WRITTEN REQUEST
Locate every line that holds the string "cold" and copy it.
:: LISTED ENTRIES
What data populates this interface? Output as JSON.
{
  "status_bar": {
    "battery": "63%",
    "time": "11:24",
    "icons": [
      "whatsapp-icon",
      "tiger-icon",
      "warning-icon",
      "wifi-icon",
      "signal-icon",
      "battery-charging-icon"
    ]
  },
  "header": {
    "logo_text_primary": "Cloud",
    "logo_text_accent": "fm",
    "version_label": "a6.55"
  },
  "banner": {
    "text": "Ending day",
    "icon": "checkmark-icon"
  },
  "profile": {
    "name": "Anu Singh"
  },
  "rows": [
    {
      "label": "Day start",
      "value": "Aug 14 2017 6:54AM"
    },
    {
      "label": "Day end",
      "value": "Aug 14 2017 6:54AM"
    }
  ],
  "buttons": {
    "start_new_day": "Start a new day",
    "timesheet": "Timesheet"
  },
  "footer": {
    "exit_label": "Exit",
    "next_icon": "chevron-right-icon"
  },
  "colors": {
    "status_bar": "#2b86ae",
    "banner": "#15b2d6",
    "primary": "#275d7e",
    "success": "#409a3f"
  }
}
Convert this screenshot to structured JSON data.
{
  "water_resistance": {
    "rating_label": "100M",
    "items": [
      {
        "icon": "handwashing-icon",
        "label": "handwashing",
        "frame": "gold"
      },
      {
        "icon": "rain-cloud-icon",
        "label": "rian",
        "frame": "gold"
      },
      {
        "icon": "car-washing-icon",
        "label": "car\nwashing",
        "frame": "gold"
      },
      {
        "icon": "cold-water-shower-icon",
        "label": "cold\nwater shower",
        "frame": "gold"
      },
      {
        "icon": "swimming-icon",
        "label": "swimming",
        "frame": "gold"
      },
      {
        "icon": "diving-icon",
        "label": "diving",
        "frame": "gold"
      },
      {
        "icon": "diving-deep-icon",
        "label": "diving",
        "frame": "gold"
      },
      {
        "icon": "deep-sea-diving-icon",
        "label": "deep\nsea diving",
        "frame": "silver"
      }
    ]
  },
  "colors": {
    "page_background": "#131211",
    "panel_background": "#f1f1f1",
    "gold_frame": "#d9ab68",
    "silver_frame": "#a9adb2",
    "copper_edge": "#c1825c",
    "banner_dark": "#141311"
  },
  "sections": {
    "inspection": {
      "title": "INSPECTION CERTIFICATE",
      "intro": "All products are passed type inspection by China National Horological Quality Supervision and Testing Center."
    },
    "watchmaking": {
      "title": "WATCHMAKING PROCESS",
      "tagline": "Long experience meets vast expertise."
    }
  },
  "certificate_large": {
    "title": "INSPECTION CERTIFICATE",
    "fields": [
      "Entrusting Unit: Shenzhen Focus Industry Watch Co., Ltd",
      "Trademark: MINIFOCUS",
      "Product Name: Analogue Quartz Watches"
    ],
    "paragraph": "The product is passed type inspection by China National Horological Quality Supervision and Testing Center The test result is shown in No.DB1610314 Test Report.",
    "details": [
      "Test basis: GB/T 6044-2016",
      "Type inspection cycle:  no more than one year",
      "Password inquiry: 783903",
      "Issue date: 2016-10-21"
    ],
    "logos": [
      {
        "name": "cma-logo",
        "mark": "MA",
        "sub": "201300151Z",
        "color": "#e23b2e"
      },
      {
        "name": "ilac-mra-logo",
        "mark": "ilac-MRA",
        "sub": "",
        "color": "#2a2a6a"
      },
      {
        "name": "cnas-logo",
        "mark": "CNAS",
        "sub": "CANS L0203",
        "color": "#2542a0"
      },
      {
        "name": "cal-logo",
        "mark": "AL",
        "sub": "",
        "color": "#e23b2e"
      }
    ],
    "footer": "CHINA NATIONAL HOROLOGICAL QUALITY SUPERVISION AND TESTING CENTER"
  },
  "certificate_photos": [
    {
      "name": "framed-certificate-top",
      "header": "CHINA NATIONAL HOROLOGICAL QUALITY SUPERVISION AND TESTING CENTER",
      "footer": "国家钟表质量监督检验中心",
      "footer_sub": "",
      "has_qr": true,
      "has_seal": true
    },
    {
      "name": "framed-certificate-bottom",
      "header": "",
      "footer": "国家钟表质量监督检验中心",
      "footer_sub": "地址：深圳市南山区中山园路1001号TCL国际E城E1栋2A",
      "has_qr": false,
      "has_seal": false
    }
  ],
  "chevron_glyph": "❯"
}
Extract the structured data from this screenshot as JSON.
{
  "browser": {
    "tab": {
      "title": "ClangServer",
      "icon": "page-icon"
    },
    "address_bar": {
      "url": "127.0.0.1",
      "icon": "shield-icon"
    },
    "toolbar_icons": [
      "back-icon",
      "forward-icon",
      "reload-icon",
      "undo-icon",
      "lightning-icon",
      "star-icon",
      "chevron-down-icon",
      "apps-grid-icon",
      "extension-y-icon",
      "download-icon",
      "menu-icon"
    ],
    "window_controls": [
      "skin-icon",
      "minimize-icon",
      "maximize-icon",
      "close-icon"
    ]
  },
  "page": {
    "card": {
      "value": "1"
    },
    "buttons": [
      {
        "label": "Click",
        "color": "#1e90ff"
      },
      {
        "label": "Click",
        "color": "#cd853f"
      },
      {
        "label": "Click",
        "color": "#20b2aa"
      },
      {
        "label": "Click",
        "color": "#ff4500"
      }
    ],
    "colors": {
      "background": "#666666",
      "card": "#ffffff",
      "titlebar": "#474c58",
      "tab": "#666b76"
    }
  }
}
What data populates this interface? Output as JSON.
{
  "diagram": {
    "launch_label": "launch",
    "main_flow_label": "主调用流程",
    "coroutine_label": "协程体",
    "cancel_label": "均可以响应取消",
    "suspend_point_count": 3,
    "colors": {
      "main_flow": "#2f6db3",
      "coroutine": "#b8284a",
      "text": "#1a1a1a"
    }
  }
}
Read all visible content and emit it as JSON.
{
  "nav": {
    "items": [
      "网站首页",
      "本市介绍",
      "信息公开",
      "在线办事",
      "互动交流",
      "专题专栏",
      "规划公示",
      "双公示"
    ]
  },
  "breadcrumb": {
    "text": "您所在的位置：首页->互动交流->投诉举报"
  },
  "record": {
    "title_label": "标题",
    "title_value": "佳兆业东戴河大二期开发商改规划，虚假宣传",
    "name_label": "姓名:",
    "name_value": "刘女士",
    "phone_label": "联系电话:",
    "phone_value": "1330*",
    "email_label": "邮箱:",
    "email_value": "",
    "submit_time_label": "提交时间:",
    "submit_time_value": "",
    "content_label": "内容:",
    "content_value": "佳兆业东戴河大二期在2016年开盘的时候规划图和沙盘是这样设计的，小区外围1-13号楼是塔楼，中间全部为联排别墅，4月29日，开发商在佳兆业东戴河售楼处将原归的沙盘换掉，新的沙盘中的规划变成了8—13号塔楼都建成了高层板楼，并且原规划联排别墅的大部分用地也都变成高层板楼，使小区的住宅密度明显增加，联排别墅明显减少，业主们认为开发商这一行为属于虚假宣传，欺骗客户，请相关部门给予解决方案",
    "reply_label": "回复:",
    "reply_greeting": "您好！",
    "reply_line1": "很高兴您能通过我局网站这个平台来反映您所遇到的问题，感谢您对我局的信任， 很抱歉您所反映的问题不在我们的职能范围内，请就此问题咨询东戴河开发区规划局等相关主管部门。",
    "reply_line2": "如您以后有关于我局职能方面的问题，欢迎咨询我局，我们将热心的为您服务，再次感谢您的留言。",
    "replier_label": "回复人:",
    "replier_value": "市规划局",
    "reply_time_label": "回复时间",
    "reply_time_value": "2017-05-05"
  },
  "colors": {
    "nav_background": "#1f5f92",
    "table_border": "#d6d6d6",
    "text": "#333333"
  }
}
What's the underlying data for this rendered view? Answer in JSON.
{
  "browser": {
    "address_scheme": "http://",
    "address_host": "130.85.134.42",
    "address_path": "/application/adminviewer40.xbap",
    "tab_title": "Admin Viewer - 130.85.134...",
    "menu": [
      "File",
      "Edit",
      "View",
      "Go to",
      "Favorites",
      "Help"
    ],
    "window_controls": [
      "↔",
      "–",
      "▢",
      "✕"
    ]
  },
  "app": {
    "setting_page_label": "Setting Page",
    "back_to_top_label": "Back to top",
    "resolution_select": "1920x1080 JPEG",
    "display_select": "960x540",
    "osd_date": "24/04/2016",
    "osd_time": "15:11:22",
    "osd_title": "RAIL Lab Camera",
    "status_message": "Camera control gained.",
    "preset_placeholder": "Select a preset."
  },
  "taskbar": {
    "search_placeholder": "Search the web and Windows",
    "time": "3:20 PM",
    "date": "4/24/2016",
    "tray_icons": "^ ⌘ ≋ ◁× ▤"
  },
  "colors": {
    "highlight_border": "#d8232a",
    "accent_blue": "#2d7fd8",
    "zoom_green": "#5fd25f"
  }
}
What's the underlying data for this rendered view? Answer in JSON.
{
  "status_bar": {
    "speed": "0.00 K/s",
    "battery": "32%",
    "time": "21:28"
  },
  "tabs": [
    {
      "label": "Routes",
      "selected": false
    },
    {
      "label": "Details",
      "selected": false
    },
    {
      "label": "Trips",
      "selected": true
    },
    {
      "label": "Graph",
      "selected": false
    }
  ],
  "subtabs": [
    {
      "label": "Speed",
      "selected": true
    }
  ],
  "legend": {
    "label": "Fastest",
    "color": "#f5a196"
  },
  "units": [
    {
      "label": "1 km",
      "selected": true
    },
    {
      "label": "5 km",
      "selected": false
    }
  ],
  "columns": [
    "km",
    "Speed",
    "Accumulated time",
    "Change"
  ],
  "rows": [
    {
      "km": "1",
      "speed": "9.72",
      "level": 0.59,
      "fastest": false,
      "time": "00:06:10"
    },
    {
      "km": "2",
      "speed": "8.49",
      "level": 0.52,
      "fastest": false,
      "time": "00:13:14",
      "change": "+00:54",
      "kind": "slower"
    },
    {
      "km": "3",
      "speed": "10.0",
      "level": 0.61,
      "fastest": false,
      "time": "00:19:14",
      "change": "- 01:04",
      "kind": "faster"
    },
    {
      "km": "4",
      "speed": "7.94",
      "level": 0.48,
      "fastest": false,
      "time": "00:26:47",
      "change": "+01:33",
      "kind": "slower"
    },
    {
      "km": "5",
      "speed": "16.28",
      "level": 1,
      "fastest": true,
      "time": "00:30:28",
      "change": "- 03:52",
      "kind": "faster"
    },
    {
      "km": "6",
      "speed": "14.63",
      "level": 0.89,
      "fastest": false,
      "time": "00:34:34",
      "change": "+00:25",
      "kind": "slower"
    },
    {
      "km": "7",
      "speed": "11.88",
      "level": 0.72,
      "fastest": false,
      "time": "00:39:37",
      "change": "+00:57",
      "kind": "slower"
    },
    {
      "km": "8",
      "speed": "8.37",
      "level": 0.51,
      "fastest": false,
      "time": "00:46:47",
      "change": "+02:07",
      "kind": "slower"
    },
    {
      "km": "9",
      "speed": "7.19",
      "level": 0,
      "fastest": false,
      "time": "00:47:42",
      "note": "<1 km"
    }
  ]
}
::::
RIGHT ANSWER
        "icon": "cold-water-shower-icon",
        "label": "cold\nwater shower",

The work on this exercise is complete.